What is expected: What is the number of lines containing "BETAENV"? Give only that number.

** Start Extracted material **

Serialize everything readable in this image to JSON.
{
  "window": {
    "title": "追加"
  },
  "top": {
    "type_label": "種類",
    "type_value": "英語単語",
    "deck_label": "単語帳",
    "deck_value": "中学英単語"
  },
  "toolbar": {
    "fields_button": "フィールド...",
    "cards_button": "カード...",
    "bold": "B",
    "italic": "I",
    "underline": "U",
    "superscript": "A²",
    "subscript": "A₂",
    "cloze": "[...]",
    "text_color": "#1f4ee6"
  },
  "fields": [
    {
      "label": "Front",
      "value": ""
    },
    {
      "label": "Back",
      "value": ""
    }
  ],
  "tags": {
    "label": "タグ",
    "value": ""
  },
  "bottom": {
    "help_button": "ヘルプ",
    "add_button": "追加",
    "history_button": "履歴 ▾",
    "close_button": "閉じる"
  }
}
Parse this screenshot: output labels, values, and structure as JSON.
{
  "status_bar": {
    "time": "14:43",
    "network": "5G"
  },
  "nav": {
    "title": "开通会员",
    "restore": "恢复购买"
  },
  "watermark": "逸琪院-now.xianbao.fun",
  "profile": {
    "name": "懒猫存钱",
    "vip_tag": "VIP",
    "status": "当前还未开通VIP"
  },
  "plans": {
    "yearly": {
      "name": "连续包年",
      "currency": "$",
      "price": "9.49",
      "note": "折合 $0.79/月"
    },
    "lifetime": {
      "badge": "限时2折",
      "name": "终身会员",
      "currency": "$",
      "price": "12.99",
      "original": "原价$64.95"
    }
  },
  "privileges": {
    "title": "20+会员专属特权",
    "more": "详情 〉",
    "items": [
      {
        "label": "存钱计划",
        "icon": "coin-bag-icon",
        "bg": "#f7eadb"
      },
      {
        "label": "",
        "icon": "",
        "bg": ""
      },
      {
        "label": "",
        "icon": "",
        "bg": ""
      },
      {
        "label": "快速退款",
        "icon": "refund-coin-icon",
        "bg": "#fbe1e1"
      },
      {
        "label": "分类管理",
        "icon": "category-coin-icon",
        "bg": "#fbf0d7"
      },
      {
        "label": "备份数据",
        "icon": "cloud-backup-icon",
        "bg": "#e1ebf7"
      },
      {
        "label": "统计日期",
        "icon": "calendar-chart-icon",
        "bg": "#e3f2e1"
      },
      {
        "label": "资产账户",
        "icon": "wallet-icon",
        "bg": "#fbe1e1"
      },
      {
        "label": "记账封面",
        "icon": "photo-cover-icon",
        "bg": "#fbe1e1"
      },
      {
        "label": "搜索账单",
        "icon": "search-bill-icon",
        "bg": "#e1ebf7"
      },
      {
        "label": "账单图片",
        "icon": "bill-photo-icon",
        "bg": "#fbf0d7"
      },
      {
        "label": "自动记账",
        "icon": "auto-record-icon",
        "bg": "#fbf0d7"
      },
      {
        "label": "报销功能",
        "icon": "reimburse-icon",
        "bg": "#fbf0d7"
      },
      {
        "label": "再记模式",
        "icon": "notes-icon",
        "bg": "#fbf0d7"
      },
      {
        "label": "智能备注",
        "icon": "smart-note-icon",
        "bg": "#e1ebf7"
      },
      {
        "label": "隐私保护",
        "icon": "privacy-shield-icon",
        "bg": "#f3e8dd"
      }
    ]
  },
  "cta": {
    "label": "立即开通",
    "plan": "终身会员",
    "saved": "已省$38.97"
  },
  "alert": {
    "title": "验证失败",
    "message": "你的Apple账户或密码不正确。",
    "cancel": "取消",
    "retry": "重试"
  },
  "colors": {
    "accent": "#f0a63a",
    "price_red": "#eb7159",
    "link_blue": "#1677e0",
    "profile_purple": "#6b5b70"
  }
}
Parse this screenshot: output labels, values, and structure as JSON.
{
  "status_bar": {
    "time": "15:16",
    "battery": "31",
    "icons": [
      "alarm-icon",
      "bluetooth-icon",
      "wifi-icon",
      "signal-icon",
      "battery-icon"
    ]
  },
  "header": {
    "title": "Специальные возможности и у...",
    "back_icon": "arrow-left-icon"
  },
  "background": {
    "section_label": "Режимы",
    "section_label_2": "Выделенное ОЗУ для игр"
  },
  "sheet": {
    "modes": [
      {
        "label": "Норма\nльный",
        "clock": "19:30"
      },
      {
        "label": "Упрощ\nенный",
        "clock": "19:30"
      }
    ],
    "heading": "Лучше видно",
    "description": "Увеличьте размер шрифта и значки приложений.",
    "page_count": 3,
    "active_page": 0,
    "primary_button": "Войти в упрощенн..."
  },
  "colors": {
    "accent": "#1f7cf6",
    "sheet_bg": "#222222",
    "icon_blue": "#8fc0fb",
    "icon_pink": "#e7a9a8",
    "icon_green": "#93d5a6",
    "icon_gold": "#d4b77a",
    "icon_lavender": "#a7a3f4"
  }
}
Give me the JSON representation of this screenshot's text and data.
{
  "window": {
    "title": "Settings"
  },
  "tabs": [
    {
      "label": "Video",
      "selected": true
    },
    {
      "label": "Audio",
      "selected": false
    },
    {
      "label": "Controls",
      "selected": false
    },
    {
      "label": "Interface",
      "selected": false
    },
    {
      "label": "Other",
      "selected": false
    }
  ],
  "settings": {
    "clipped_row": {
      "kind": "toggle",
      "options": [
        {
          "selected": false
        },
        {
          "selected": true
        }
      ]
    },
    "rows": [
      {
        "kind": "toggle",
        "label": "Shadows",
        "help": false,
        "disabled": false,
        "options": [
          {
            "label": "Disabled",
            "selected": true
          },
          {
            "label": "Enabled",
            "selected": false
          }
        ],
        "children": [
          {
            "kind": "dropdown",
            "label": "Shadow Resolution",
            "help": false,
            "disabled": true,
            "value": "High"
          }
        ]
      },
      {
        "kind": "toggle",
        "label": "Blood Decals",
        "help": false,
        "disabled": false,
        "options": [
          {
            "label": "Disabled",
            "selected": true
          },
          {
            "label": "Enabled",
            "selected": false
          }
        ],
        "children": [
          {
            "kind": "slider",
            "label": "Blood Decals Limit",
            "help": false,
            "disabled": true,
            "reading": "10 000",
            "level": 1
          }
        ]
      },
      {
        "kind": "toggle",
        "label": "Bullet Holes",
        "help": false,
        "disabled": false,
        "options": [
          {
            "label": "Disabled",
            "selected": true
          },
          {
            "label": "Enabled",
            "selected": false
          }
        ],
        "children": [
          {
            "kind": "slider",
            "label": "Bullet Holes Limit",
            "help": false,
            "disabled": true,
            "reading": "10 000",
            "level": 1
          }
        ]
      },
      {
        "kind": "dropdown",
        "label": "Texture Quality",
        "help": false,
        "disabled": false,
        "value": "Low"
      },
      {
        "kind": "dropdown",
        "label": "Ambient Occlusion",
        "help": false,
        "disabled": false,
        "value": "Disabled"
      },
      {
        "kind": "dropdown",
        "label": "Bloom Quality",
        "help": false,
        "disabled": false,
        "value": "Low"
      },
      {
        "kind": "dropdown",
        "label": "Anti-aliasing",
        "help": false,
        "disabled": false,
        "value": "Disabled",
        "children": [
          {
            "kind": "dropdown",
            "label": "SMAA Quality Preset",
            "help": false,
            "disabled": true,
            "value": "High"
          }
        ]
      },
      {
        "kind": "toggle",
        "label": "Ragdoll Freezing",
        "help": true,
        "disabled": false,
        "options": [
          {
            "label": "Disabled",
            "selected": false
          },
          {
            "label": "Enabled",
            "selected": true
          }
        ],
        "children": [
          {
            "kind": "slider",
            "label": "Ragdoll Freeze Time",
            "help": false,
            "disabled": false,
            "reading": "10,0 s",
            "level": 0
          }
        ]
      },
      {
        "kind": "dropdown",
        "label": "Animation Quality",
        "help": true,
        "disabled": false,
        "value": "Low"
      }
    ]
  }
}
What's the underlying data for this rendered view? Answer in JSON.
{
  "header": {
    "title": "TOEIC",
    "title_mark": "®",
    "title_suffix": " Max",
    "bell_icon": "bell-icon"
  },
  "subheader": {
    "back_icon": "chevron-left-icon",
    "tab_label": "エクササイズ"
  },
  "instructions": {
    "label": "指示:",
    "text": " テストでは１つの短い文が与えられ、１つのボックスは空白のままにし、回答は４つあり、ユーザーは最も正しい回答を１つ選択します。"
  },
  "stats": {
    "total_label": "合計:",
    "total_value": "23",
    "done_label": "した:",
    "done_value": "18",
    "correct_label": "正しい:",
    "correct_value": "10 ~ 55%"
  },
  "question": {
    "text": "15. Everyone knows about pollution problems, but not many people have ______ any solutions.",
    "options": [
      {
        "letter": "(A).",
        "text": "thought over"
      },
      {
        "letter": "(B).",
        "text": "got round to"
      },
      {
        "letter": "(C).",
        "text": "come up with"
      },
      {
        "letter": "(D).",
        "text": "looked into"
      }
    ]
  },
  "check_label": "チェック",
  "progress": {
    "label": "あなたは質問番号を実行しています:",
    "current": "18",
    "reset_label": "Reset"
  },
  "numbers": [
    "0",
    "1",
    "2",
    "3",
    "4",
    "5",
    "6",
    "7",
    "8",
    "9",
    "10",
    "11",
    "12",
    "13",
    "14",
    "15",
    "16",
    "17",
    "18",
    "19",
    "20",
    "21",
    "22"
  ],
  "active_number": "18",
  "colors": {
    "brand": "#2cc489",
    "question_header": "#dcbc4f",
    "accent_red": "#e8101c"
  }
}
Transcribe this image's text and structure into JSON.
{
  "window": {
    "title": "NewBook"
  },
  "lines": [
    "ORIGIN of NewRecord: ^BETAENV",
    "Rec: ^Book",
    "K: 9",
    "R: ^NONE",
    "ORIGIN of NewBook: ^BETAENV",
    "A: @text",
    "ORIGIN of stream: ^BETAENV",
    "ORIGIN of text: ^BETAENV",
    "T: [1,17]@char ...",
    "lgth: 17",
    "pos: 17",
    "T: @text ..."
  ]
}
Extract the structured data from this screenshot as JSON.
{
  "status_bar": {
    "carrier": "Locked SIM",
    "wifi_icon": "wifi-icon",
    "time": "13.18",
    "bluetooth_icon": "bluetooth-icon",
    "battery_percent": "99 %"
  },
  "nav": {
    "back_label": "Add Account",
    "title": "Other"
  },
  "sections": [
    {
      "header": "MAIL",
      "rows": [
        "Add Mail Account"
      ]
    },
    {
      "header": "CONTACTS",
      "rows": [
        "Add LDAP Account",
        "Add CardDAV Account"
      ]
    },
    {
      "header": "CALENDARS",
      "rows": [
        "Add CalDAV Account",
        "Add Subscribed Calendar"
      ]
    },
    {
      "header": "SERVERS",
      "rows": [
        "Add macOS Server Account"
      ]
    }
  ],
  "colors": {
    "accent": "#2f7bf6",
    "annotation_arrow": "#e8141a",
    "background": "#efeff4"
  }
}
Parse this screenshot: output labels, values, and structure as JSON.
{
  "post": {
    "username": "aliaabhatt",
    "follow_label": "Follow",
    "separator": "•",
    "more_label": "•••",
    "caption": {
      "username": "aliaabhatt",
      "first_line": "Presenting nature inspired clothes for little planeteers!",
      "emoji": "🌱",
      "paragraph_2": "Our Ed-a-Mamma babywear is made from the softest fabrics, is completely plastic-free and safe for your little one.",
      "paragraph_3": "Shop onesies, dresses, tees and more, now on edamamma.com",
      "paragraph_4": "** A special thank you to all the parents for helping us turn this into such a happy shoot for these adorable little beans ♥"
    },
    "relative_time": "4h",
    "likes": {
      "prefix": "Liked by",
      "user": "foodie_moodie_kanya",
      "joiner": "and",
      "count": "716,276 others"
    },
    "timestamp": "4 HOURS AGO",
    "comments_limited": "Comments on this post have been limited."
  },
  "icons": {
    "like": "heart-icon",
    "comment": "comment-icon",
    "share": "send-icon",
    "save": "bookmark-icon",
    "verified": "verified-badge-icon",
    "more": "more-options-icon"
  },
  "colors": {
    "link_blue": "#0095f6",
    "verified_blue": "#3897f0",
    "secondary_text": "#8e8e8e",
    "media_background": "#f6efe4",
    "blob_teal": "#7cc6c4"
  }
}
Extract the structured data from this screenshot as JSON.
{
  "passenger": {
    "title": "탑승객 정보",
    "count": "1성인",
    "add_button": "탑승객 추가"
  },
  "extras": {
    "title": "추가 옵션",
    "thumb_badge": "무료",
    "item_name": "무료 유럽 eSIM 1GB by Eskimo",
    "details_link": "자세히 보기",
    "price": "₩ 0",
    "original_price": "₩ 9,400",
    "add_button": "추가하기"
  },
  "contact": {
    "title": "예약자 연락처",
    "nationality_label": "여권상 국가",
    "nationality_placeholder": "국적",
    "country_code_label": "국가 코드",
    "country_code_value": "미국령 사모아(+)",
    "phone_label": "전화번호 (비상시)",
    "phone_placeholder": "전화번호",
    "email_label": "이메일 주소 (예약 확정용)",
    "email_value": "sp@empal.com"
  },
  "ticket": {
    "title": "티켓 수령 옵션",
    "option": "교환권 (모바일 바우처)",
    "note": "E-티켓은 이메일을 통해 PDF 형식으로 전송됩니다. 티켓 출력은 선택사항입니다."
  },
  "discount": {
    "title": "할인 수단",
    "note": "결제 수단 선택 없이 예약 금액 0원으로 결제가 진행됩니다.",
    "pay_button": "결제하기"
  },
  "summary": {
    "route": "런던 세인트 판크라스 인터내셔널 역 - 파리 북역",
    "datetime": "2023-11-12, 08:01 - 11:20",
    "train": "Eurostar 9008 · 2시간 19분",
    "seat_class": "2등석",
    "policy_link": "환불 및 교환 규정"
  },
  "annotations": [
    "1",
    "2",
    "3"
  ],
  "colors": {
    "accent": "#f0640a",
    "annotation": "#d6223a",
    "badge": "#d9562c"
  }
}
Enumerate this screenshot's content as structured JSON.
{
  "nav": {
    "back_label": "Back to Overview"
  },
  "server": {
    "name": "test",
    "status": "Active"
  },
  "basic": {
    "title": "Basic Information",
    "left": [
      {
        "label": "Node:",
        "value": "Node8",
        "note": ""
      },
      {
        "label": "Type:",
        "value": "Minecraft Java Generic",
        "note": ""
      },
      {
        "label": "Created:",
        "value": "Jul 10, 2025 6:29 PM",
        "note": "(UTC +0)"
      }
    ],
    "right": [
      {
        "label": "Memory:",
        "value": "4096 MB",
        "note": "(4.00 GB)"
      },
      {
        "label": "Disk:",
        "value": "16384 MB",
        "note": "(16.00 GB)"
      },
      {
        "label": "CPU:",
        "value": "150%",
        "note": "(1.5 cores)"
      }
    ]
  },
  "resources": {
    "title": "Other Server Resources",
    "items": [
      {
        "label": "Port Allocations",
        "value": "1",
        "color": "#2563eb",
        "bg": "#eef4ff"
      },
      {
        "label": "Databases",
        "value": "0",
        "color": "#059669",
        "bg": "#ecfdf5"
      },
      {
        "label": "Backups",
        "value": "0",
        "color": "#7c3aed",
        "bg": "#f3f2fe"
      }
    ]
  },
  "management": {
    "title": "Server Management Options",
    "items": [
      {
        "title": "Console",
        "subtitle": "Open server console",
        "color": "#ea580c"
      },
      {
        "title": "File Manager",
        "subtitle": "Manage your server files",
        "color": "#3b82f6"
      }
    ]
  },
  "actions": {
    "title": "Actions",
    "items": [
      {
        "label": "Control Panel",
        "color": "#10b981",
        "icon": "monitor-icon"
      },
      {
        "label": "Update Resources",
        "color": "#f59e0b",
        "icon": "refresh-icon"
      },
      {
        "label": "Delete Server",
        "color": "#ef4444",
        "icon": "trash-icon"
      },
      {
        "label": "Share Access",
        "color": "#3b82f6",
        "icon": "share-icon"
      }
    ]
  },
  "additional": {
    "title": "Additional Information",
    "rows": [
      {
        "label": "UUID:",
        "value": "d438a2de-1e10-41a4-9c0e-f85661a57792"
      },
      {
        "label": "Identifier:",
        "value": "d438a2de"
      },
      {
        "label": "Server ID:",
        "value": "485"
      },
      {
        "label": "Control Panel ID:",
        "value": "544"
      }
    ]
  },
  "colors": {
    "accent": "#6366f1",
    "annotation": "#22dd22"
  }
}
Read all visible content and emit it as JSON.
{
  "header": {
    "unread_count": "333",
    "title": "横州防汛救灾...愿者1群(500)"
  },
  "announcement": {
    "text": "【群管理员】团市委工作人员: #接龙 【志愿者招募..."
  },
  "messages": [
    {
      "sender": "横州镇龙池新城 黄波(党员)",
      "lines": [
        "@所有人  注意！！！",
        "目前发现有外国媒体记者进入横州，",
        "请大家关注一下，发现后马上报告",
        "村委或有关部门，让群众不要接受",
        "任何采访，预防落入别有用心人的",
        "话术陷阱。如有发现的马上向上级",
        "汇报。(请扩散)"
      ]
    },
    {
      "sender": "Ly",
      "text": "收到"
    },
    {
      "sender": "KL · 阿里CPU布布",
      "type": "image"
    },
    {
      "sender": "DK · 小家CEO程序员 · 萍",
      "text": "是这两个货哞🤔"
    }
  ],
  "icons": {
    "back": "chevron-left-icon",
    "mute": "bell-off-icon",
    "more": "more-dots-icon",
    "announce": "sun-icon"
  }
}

** End Extracted material **

Answer to the problem: 4